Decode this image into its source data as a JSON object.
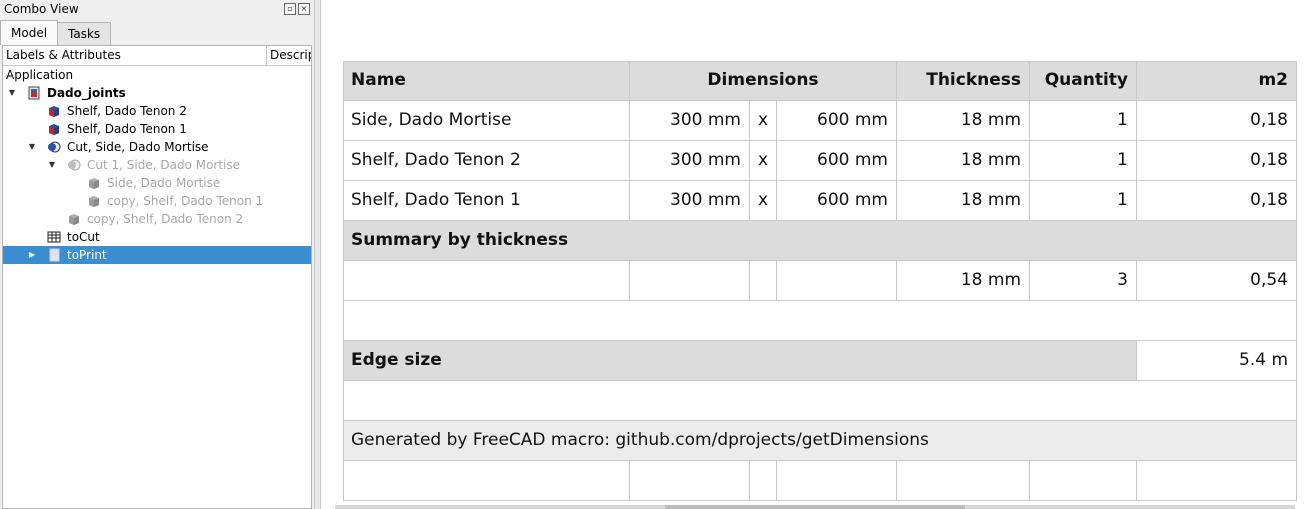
{
  "combo": {
    "title": "Combo View",
    "tabs": [
      {
        "label": "Model"
      },
      {
        "label": "Tasks"
      }
    ],
    "tree_headers": [
      "Labels & Attributes",
      "Description"
    ],
    "tree_items": [
      {
        "label": "Application",
        "depth": 0,
        "icon": "none",
        "arrow": "none",
        "state": "normal"
      },
      {
        "label": "Dado_joints",
        "depth": 1,
        "icon": "document-icon",
        "arrow": "expanded",
        "state": "bold"
      },
      {
        "label": "Shelf, Dado Tenon 2",
        "depth": 2,
        "icon": "part-box-icon",
        "arrow": "none",
        "state": "normal"
      },
      {
        "label": "Shelf, Dado Tenon 1",
        "depth": 2,
        "icon": "part-box-icon",
        "arrow": "none",
        "state": "normal"
      },
      {
        "label": "Cut, Side, Dado Mortise",
        "depth": 2,
        "icon": "cut-icon",
        "arrow": "expanded",
        "state": "normal"
      },
      {
        "label": "Cut 1, Side, Dado Mortise",
        "depth": 3,
        "icon": "cut-icon",
        "arrow": "expanded",
        "state": "disabled"
      },
      {
        "label": "Side, Dado Mortise",
        "depth": 4,
        "icon": "part-box-icon",
        "arrow": "none",
        "state": "disabled"
      },
      {
        "label": "copy, Shelf, Dado Tenon 1",
        "depth": 4,
        "icon": "part-box-icon",
        "arrow": "none",
        "state": "disabled"
      },
      {
        "label": "copy, Shelf, Dado Tenon 2",
        "depth": 3,
        "icon": "part-box-icon",
        "arrow": "none",
        "state": "disabled"
      },
      {
        "label": "toCut",
        "depth": 2,
        "icon": "spreadsheet-icon",
        "arrow": "none",
        "state": "normal"
      },
      {
        "label": "toPrint",
        "depth": 2,
        "icon": "page-icon",
        "arrow": "collapsed",
        "state": "selected"
      }
    ]
  },
  "sheet": {
    "header": {
      "name": "Name",
      "dimensions": "Dimensions",
      "thickness": "Thickness",
      "quantity": "Quantity",
      "area": "m2"
    },
    "rows": [
      {
        "name": "Side, Dado Mortise",
        "dim1": "300 mm",
        "x": "x",
        "dim2": "600 mm",
        "thickness": "18 mm",
        "quantity": "1",
        "area": "0,18"
      },
      {
        "name": "Shelf, Dado Tenon 2",
        "dim1": "300 mm",
        "x": "x",
        "dim2": "600 mm",
        "thickness": "18 mm",
        "quantity": "1",
        "area": "0,18"
      },
      {
        "name": "Shelf, Dado Tenon 1",
        "dim1": "300 mm",
        "x": "x",
        "dim2": "600 mm",
        "thickness": "18 mm",
        "quantity": "1",
        "area": "0,18"
      }
    ],
    "summary_title": "Summary by thickness",
    "summary": {
      "thickness": "18 mm",
      "quantity": "3",
      "area": "0,54"
    },
    "edge_label": "Edge size",
    "edge_value": "5.4 m",
    "footer": "Generated by FreeCAD macro: github.com/dprojects/getDimensions"
  },
  "colors": {
    "selection": "#3a8dd0",
    "header_bg": "#dcdcdc",
    "grid_line": "#c8c8c8"
  }
}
══════════
Repeat the records above exactly, omitting every picture.

**TASK ANSWER:**
Decode this image into its source data as a JSON object.
{
  "combo": {
    "title": "Combo View",
    "tabs": [
      {
        "label": "Model"
      },
      {
        "label": "Tasks"
      }
    ],
    "tree_headers": [
      "Labels & Attributes",
      "Description"
    ],
    "tree_items": [
      {
        "label": "Application",
        "depth": 0,
        "icon": "none",
        "arrow": "none",
        "state": "normal"
      },
      {
        "label": "Dado_joints",
        "depth": 1,
        "icon": "document-icon",
        "arrow": "expanded",
        "state": "bold"
      },
      {
        "label": "Shelf, Dado Tenon 2",
        "depth": 2,
        "icon": "part-box-icon",
        "arrow": "none",
        "state": "normal"
      },
      {
        "label": "Shelf, Dado Tenon 1",
        "depth": 2,
        "icon": "part-box-icon",
        "arrow": "none",
        "state": "normal"
      },
      {
        "label": "Cut, Side, Dado Mortise",
        "depth": 2,
        "icon": "cut-icon",
        "arrow": "expanded",
        "state": "normal"
      },
      {
        "label": "Cut 1, Side, Dado Mortise",
        "depth": 3,
        "icon": "cut-icon",
        "arrow": "expanded",
        "state": "disabled"
      },
      {
        "label": "Side, Dado Mortise",
        "depth": 4,
        "icon": "part-box-icon",
        "arrow": "none",
        "state": "disabled"
      },
      {
        "label": "copy, Shelf, Dado Tenon 1",
        "depth": 4,
        "icon": "part-box-icon",
        "arrow": "none",
        "state": "disabled"
      },
      {
        "label": "copy, Shelf, Dado Tenon 2",
        "depth": 3,
        "icon": "part-box-icon",
        "arrow": "none",
        "state": "disabled"
      },
      {
        "label": "toCut",
        "depth": 2,
        "icon": "spreadsheet-icon",
        "arrow": "none",
        "state": "normal"
      },
      {
        "label": "toPrint",
        "depth": 2,
        "icon": "page-icon",
        "arrow": "collapsed",
        "state": "selected"
      }
    ]
  },
  "sheet": {
    "header": {
      "name": "Name",
      "dimensions": "Dimensions",
      "thickness": "Thickness",
      "quantity": "Quantity",
      "area": "m2"
    },
    "rows": [
      {
        "name": "Side, Dado Mortise",
        "dim1": "300 mm",
        "x": "x",
        "dim2": "600 mm",
        "thickness": "18 mm",
        "quantity": "1",
        "area": "0,18"
      },
      {
        "name": "Shelf, Dado Tenon 2",
        "dim1": "300 mm",
        "x": "x",
        "dim2": "600 mm",
        "thickness": "18 mm",
        "quantity": "1",
        "area": "0,18"
      },
      {
        "name": "Shelf, Dado Tenon 1",
        "dim1": "300 mm",
        "x": "x",
        "dim2": "600 mm",
        "thickness": "18 mm",
        "quantity": "1",
        "area": "0,18"
      }
    ],
    "summary_title": "Summary by thickness",
    "summary": {
      "thickness": "18 mm",
      "quantity": "3",
      "area": "0,54"
    },
    "edge_label": "Edge size",
    "edge_value": "5.4 m",
    "footer": "Generated by FreeCAD macro: github.com/dprojects/getDimensions"
  },
  "colors": {
    "selection": "#3a8dd0",
    "header_bg": "#dcdcdc",
    "grid_line": "#c8c8c8"
  }
}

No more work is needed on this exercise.